**PROBLEM REQUIREMENTS**
Search the listing below for the word "alle" and copy each line that holds it.

(Saved entries)

....................

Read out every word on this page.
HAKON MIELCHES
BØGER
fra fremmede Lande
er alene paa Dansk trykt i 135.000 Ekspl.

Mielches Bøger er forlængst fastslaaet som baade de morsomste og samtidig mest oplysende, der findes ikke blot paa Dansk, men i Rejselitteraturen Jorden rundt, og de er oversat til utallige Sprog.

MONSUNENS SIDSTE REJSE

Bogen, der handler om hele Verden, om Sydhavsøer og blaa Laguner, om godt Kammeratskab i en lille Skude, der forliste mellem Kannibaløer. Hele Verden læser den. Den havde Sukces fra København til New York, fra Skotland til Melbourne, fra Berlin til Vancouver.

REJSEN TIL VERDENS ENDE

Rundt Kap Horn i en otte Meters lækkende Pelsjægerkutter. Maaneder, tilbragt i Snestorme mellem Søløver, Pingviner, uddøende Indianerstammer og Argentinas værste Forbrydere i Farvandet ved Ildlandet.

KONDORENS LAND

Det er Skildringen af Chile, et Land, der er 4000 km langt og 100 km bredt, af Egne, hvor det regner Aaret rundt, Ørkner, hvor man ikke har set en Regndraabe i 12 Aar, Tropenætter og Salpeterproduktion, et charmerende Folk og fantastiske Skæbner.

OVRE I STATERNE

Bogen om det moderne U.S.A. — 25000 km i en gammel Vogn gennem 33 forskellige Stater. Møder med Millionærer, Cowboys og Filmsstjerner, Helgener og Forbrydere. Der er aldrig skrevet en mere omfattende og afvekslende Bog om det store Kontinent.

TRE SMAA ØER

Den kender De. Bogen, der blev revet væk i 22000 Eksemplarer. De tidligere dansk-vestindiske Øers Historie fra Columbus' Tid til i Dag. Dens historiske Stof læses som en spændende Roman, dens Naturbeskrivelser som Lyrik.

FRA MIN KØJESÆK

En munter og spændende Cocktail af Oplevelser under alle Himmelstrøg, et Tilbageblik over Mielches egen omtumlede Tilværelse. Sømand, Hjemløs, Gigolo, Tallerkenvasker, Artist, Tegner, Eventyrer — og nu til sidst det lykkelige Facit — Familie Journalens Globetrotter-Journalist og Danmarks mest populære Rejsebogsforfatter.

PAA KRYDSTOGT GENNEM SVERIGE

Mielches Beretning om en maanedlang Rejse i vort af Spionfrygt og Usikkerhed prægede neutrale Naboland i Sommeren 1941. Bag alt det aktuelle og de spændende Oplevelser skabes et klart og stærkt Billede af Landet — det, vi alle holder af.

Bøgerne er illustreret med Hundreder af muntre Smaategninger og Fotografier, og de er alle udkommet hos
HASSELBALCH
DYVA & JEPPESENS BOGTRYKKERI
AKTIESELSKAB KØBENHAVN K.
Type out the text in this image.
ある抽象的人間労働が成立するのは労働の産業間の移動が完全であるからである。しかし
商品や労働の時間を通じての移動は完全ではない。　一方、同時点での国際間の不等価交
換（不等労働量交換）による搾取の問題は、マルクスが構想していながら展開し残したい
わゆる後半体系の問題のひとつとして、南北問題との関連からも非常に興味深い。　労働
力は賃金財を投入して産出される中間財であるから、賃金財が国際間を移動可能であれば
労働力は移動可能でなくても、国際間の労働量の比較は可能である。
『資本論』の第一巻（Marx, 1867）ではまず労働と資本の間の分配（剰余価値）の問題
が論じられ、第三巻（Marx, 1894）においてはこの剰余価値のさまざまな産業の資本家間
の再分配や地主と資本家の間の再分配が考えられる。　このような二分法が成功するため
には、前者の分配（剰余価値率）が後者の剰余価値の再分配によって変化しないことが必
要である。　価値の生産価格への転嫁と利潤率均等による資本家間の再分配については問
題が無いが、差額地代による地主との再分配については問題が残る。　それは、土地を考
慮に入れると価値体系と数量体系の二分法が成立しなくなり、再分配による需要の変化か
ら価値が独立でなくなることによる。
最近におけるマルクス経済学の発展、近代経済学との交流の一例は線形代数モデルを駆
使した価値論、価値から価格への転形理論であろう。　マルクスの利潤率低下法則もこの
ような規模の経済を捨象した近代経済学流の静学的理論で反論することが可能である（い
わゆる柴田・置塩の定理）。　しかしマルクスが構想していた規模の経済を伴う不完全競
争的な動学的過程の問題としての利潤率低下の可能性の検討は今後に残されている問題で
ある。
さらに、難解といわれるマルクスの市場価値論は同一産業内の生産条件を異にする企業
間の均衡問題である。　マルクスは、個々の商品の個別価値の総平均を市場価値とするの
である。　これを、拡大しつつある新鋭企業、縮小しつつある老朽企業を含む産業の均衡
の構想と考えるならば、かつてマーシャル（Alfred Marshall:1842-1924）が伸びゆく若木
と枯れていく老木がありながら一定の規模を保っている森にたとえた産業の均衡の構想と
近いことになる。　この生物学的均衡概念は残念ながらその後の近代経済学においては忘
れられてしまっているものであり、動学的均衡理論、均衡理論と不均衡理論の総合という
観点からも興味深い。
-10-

....................

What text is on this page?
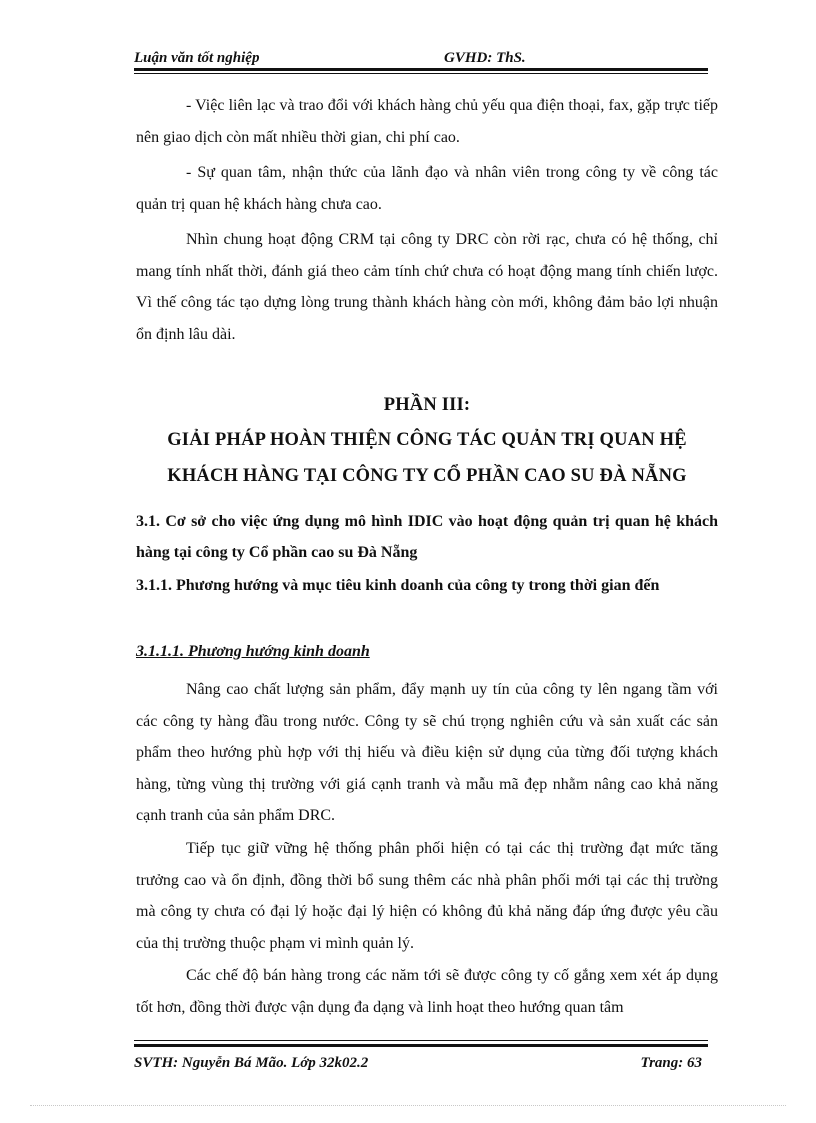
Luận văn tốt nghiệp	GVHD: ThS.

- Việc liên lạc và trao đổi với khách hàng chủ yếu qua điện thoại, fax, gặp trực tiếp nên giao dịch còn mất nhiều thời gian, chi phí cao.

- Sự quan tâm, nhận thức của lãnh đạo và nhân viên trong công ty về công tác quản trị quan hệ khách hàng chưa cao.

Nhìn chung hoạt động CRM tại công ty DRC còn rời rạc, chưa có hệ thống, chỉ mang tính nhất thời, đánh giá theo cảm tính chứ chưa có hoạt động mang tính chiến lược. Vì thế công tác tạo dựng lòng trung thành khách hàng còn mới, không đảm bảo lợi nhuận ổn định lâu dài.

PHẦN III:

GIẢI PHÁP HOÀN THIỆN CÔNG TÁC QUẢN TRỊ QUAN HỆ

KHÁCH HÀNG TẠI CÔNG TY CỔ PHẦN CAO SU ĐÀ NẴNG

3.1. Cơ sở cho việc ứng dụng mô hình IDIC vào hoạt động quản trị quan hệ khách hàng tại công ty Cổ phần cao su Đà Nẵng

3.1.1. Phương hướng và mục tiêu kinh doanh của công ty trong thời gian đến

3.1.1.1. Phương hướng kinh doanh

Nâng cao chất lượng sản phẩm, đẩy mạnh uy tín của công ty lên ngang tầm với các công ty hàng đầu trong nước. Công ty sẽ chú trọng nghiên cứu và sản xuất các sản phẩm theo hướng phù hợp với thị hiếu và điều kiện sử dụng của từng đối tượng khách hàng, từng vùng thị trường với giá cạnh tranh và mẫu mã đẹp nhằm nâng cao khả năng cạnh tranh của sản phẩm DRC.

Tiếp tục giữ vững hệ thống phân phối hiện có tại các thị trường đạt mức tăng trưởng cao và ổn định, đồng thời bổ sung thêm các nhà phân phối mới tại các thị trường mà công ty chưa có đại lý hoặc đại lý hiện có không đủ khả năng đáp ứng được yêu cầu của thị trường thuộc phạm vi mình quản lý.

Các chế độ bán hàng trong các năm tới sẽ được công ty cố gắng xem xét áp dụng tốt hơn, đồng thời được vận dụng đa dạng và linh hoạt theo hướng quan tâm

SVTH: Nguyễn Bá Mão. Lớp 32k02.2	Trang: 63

....................

**OUTPUT OF THE TASK**
En munter og spændende Cocktail af Oplevelser under alle Himmelstrøg, et Tilbageblik over Mielches egen omtumlede Tilværelse. Sømand, Hjemløs, Gigolo, Tallerkenvasker, Artist, Tegner, Eventyrer — og nu til sidst det lykkelige Facit — Familie Journalens Globetrotter-Journalist og Danmarks mest populære Rejsebogsforfatter.
Mielches Beretning om en maanedlang Rejse i vort af Spionfrygt og Usikkerhed prægede neutrale Naboland i Sommeren 1941. Bag alt det aktuelle og de spændende Oplevelser skabes et klart og stærkt Billede af Landet — det, vi alle holder af.
Bøgerne er illustreret med Hundreder af muntre Smaategninger og Fotografier, og de er alle udkommet hos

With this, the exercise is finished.